:: AIM OF THE EXERCISE ::
Show, in full, each line of the data that contains "complètement".

:: SUPPLIED INFORMATION ::
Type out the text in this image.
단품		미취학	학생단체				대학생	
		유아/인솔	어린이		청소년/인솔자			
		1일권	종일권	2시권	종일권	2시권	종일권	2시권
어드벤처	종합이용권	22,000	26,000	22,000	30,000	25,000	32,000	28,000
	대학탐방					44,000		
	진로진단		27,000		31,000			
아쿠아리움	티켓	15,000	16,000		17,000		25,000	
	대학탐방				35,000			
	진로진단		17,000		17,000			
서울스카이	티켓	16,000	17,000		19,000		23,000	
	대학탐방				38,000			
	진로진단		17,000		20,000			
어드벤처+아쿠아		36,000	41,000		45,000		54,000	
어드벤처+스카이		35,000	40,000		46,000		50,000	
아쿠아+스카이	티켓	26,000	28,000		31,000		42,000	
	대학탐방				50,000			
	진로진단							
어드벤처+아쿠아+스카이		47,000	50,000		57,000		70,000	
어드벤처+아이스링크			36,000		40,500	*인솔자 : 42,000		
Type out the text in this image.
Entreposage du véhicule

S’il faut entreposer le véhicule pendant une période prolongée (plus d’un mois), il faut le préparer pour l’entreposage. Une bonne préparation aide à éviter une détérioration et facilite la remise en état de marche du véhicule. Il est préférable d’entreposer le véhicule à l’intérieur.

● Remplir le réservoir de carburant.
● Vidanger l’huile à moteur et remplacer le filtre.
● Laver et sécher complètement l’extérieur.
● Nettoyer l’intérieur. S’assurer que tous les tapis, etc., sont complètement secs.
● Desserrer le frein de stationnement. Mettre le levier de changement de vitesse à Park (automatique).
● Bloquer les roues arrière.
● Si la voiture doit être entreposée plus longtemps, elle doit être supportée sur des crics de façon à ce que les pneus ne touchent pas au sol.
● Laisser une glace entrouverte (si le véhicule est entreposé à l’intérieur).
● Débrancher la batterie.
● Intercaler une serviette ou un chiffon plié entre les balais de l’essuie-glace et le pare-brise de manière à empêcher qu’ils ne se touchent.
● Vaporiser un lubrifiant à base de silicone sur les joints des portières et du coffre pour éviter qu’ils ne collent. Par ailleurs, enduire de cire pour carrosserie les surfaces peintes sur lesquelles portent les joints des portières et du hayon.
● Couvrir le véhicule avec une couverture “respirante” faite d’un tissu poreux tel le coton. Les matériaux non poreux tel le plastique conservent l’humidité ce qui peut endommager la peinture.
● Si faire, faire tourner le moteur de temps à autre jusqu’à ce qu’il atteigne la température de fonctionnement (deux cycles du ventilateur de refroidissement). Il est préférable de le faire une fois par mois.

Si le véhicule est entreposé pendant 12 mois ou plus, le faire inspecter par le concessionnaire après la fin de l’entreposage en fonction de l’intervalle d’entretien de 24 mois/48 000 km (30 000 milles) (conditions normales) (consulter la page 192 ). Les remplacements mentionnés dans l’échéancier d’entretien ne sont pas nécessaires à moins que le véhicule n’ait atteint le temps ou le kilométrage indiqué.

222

:: RESULT OF THIS TASK ::
● Laver et sécher complètement l’extérieur.
● Nettoyer l’intérieur. S’assurer que tous les tapis, etc., sont complètement secs.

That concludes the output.